TO DO :: Copy out each line that has "were" in it.

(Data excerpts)
####################
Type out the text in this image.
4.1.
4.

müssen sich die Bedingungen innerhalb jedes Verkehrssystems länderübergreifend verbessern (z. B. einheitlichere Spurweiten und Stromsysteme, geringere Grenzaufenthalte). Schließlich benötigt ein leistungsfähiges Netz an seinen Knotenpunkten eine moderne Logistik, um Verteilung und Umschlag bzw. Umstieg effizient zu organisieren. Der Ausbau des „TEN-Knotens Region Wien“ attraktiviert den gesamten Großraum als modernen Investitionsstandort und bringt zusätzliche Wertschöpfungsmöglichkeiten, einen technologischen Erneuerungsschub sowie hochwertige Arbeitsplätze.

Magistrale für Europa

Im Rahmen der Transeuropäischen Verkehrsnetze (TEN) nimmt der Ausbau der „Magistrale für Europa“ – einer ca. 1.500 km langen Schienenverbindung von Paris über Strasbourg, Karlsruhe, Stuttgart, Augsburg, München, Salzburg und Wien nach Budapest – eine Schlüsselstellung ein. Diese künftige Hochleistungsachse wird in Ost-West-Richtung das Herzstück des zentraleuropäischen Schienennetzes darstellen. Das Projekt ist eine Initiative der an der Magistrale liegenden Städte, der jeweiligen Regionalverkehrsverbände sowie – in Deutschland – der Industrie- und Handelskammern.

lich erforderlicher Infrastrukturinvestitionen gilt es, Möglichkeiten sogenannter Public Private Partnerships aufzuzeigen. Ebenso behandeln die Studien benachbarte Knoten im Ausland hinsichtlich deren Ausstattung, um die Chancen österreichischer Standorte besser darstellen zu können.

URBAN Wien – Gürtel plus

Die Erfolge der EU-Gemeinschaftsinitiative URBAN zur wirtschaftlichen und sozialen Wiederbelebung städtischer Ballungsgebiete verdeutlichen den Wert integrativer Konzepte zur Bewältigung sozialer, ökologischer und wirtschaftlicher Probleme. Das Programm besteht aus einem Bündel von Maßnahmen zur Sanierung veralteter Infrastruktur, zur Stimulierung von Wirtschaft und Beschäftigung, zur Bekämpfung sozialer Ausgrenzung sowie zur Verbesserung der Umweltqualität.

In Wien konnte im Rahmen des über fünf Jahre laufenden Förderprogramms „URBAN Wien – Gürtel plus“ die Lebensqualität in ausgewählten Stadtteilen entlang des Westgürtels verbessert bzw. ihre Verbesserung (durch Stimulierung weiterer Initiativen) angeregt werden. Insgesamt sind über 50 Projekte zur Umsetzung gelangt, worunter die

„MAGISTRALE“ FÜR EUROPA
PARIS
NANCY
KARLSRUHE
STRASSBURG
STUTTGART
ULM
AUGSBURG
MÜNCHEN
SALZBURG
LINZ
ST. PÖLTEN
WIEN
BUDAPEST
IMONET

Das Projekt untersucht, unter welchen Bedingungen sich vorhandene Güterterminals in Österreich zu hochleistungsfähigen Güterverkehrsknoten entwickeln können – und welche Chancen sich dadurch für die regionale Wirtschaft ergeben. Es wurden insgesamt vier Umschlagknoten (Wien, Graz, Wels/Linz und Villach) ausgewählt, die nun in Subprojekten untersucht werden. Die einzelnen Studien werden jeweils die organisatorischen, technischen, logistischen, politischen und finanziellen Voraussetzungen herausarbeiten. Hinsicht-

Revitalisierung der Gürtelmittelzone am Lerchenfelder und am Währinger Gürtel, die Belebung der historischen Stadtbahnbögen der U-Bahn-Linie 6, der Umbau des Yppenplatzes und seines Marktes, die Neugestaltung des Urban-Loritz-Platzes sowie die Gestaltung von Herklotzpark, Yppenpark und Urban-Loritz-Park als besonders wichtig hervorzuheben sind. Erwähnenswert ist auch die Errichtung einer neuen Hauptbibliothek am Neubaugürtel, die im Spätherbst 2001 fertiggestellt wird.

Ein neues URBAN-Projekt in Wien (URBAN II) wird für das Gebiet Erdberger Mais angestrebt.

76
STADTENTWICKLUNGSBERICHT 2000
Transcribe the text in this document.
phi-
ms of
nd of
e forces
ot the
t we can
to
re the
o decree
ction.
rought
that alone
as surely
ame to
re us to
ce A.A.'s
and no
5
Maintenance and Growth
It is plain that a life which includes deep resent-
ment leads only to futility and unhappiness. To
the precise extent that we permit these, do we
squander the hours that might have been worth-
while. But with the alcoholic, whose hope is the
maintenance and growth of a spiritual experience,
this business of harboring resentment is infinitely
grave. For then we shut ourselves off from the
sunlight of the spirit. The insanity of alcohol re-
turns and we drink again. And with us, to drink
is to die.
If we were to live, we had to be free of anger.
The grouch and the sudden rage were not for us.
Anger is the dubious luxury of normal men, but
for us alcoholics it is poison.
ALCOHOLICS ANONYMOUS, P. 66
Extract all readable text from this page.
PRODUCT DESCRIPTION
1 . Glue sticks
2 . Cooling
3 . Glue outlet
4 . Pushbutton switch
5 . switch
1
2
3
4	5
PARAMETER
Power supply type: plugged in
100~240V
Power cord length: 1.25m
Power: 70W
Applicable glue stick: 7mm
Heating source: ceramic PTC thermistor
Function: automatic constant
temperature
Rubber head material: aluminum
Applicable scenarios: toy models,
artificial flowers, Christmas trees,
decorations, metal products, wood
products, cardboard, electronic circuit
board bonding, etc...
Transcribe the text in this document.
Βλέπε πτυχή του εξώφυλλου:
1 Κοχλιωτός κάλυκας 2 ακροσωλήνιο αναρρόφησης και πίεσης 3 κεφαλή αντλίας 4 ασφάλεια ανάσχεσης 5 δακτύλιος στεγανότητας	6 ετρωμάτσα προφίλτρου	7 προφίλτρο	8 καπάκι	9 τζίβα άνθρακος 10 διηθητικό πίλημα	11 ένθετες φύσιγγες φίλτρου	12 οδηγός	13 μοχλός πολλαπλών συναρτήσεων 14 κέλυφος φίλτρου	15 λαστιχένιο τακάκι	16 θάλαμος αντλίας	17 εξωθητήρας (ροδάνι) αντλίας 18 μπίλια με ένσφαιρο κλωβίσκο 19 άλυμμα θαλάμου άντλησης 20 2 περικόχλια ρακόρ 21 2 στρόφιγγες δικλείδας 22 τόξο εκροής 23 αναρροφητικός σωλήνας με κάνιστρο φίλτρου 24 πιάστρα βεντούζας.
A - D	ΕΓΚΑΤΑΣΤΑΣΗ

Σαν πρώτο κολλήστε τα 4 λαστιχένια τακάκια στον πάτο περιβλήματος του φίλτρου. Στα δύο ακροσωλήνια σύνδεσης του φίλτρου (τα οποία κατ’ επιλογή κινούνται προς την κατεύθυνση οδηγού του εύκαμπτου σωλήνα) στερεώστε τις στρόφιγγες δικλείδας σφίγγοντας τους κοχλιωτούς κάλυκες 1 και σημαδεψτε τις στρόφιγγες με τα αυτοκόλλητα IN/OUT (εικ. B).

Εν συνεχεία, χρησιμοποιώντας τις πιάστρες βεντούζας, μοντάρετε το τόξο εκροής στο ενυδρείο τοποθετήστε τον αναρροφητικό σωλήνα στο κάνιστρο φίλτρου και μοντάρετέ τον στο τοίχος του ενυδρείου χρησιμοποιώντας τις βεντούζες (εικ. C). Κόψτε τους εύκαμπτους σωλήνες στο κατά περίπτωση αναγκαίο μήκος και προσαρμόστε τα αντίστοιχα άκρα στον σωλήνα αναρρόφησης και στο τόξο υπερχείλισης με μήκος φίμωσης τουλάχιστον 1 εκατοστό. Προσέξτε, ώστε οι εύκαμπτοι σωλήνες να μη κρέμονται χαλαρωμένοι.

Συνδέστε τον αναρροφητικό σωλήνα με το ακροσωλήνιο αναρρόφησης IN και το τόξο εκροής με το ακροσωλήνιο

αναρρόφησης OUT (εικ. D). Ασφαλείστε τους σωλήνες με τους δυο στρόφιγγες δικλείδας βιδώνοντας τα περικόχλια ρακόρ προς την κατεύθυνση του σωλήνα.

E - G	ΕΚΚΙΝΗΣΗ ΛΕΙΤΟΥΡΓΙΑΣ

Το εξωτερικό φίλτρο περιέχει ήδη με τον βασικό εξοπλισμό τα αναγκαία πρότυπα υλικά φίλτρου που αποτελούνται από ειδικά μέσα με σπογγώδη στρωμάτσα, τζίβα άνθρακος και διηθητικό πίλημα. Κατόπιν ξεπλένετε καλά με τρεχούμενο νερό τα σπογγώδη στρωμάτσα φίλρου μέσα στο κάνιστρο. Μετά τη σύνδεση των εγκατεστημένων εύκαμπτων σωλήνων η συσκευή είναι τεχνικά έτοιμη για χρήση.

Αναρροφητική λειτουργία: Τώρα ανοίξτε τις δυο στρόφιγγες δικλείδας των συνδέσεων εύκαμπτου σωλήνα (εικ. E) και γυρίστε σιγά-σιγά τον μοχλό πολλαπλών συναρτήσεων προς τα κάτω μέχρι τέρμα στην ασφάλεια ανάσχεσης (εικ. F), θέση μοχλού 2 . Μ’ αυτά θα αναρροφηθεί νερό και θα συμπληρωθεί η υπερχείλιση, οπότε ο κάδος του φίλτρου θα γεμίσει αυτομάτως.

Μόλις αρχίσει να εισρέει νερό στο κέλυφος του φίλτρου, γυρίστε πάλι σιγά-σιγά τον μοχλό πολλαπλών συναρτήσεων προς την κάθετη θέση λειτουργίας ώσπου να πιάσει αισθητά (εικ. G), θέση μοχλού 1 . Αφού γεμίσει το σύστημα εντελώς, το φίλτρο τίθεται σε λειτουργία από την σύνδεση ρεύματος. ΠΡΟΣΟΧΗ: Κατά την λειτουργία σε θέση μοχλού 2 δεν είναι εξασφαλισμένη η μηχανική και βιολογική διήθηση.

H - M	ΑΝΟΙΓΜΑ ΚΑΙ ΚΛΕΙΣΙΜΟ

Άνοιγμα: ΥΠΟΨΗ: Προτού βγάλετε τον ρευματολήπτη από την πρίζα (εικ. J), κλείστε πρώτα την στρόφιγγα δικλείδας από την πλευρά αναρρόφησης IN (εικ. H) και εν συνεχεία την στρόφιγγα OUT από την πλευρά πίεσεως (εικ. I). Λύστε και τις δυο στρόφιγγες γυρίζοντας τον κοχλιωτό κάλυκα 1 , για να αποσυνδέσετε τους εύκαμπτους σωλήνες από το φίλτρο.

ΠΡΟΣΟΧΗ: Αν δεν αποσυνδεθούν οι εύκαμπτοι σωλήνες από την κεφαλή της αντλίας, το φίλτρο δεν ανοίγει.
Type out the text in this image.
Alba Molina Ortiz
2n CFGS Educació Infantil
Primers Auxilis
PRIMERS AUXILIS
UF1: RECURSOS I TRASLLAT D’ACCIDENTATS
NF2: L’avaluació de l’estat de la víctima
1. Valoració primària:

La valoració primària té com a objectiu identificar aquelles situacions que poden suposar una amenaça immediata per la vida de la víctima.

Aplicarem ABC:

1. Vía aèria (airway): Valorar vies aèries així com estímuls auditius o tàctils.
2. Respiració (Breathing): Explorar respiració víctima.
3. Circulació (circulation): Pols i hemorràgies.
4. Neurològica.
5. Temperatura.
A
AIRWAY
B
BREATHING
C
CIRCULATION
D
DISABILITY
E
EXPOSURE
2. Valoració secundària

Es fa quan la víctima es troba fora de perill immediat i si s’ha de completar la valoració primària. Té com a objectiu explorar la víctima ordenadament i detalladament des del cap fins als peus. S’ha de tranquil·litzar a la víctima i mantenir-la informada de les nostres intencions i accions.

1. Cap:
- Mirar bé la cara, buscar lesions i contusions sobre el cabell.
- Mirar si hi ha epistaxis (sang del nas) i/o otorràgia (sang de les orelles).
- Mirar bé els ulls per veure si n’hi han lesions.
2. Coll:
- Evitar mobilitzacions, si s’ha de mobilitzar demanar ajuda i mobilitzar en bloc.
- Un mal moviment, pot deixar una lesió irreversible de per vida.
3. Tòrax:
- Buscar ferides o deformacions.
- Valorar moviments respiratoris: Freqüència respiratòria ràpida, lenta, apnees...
####################
WRITTEN REPLY ::
If we were to live, we had to be free of anger.
The grouch and the sudden rage were not for us.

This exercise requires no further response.